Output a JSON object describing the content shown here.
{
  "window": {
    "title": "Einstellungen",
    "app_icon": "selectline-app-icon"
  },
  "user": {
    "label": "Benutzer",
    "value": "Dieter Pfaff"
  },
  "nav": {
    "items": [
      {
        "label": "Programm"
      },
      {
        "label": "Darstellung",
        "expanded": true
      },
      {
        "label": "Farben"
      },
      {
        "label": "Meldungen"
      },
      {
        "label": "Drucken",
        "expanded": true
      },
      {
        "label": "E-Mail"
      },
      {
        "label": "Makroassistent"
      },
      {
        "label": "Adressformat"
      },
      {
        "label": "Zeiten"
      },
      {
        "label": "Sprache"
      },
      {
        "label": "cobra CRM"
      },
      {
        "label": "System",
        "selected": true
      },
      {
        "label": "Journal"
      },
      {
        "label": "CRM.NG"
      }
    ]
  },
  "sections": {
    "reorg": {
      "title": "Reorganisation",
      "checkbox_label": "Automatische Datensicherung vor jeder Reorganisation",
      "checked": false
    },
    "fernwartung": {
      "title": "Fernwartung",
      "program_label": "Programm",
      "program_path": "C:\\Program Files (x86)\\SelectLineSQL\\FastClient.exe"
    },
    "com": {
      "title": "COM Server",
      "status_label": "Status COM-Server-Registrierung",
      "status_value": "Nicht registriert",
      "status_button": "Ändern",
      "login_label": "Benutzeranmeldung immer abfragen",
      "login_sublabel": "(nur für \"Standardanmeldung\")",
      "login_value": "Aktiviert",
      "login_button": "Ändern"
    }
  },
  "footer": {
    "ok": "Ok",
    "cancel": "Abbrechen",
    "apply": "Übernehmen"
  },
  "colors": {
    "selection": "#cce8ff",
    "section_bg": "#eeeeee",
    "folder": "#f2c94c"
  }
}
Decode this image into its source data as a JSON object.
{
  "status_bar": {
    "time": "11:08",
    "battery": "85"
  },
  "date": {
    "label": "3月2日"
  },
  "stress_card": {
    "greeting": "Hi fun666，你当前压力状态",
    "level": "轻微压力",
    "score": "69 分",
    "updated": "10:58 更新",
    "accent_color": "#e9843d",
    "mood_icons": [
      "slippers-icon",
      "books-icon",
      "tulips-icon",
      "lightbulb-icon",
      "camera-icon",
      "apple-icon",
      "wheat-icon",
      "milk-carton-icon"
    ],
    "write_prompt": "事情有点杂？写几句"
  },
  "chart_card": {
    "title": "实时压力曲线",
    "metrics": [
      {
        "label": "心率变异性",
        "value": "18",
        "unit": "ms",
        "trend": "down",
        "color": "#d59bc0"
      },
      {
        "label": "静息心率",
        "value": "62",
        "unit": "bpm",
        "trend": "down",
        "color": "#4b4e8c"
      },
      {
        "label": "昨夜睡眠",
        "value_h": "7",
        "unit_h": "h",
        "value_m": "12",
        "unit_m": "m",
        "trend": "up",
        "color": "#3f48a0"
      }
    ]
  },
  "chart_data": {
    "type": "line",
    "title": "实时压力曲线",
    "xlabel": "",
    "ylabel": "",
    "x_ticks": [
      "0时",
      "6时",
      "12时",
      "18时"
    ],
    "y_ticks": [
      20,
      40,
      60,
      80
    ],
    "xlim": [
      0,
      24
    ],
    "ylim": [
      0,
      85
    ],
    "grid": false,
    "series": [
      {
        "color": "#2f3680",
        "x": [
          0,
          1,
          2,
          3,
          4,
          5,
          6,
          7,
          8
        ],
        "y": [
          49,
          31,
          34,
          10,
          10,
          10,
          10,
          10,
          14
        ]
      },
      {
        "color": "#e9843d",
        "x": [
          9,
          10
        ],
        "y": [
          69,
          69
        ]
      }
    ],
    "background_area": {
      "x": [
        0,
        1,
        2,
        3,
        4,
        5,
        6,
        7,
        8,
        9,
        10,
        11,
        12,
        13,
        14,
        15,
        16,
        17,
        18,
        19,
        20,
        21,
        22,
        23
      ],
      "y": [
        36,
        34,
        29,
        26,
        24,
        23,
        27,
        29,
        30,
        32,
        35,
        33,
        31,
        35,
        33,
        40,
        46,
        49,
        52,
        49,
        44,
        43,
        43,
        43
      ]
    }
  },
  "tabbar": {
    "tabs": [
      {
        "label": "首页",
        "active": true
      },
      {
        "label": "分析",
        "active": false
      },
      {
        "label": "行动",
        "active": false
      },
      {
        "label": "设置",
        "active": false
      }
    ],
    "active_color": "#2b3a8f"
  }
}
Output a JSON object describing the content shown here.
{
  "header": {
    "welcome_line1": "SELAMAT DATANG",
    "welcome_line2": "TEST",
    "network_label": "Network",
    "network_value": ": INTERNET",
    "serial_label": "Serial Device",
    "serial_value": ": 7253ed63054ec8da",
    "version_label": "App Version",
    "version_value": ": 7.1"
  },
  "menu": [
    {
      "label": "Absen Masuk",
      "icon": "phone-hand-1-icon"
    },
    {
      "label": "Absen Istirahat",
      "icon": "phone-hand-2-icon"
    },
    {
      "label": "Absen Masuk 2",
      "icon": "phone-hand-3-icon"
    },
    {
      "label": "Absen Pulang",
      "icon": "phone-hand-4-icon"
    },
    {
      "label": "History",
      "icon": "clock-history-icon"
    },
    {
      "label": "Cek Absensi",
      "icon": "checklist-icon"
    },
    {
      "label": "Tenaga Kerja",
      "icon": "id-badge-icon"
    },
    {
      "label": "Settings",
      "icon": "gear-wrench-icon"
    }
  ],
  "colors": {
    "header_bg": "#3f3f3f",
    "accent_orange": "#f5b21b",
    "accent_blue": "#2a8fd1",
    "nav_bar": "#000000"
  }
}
——
# WRITTEN INSTRUCTION:
Identify the lines of the entries containing the string "true". Copy each such line.

# EXERCISE RESULT:
        "expanded": true
        "expanded": true
        "selected": true
        "active": true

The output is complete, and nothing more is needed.